→ **DO THIS**
Go through the material below and count the lines with the string "bottom"; the number is the whole answer.

→ **RECORDS SHOWN**
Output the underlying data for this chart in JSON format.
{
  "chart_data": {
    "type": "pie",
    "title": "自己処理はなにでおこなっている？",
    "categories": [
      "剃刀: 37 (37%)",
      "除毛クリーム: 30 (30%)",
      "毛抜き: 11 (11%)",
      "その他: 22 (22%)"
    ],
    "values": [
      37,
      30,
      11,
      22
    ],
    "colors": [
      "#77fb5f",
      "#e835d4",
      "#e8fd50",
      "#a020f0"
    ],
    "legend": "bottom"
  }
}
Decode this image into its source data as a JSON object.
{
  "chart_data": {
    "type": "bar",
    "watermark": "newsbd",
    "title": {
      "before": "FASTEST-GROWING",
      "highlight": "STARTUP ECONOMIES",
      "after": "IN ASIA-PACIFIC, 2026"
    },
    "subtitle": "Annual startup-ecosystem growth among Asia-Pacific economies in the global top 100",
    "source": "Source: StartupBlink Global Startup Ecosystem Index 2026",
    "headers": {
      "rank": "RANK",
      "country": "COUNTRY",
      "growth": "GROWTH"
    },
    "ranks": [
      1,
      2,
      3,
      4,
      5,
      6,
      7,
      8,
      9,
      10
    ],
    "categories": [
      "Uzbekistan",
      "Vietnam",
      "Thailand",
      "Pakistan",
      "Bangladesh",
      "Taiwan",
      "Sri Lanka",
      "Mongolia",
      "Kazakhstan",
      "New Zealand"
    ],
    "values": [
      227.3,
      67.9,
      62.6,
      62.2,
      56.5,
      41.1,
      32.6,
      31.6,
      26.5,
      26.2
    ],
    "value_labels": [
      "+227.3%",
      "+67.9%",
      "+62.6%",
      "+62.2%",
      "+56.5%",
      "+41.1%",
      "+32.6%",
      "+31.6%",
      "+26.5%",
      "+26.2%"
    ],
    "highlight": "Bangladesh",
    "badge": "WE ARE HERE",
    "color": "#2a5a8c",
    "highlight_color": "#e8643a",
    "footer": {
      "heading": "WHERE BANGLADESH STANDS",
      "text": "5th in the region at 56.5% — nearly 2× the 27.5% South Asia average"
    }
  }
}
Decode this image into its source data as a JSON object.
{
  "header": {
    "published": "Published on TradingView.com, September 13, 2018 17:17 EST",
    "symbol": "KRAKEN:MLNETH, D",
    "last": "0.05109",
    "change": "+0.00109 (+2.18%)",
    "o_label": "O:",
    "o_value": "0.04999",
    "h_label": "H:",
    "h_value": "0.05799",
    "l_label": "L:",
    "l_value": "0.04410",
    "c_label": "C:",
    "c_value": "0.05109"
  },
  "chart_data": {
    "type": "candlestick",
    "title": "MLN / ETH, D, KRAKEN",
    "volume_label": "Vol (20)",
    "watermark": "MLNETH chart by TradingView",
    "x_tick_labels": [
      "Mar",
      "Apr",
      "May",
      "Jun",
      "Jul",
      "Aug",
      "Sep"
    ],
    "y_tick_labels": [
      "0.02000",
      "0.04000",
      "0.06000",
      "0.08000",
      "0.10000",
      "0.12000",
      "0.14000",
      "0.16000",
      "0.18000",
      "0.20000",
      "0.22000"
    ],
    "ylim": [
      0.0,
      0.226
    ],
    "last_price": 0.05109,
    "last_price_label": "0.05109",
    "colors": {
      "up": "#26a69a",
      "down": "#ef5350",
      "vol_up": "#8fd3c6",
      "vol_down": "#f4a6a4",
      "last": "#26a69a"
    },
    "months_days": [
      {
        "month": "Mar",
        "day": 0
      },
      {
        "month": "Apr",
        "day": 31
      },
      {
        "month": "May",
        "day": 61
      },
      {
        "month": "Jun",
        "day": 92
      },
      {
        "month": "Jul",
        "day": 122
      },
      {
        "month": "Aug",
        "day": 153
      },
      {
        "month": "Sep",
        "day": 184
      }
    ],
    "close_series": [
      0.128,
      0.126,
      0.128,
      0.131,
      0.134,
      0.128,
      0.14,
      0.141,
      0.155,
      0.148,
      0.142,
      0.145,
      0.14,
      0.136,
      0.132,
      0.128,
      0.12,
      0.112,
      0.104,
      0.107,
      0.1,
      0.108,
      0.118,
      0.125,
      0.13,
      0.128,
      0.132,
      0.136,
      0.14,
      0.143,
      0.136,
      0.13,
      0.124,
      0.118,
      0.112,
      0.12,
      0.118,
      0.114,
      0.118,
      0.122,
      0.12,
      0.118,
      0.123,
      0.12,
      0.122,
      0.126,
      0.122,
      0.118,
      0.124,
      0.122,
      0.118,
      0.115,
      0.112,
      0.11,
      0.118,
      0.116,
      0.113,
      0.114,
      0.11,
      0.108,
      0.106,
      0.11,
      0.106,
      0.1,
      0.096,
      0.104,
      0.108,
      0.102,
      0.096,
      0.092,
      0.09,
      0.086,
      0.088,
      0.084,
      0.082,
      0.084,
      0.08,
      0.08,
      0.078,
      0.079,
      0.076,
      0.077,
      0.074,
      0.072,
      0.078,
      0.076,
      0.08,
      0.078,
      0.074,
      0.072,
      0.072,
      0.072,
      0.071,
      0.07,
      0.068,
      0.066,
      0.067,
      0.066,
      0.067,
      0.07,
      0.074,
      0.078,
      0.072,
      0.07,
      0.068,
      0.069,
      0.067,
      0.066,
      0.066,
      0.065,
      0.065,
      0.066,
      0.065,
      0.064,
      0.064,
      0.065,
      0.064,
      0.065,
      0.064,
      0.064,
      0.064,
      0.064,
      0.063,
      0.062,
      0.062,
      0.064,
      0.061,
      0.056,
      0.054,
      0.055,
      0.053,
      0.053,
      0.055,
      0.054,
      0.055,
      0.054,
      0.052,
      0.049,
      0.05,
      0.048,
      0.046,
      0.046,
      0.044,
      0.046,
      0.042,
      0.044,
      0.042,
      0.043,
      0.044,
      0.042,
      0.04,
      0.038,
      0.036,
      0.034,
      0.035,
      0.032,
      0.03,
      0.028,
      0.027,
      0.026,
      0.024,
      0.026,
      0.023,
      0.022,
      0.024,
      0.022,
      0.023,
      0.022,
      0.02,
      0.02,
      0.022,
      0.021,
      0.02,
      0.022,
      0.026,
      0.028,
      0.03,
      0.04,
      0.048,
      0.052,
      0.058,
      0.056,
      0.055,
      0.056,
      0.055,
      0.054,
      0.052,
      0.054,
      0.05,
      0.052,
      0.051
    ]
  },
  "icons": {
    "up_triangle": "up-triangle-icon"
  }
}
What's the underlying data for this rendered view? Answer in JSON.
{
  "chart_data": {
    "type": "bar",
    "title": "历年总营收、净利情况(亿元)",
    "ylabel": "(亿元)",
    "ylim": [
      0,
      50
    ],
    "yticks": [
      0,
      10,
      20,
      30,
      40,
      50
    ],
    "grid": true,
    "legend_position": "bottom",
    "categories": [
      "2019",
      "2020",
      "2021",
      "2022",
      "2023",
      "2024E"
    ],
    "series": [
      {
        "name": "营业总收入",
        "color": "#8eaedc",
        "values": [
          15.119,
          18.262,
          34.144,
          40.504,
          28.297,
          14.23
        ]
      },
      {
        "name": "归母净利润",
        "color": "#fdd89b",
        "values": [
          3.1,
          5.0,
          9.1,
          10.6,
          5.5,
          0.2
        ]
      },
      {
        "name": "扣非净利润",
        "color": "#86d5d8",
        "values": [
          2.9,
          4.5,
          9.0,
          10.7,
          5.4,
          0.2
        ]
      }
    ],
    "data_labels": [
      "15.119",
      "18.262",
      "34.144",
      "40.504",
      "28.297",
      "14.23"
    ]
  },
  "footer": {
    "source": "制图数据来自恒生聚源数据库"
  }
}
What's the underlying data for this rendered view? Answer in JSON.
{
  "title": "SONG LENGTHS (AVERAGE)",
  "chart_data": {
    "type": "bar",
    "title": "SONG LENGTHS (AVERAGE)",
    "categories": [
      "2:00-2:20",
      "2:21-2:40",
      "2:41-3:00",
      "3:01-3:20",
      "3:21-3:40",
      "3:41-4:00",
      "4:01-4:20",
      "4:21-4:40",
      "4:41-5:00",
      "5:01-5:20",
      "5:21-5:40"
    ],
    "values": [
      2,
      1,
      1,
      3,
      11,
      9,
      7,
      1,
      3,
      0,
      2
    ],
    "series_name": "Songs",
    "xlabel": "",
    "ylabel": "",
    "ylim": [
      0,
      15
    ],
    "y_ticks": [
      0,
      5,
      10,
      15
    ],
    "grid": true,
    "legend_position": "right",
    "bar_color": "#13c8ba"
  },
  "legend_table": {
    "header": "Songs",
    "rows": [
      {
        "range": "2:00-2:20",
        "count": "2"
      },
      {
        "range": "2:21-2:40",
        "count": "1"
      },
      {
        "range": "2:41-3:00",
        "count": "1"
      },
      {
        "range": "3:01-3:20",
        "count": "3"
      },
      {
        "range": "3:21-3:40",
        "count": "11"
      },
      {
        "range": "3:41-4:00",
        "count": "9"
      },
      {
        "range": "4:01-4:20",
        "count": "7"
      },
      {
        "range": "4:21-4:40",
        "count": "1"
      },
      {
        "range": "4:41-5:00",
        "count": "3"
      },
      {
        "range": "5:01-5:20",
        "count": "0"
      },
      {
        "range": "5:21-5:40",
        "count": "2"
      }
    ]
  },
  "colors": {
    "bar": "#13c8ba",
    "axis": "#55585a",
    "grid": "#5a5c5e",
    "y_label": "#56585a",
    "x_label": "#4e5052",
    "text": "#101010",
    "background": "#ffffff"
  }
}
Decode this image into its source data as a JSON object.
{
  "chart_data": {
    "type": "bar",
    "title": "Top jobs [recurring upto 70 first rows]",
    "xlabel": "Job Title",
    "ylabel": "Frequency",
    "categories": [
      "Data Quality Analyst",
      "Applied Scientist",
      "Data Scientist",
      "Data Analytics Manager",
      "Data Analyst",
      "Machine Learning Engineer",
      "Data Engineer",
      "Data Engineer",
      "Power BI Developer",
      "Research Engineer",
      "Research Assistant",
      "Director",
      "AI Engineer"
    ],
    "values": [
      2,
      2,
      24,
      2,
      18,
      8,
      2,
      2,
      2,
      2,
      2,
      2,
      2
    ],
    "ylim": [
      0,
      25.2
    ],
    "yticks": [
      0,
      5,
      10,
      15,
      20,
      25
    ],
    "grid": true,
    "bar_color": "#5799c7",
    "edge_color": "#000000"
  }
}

→ **SOLUTION TO THE PROBLEM**
2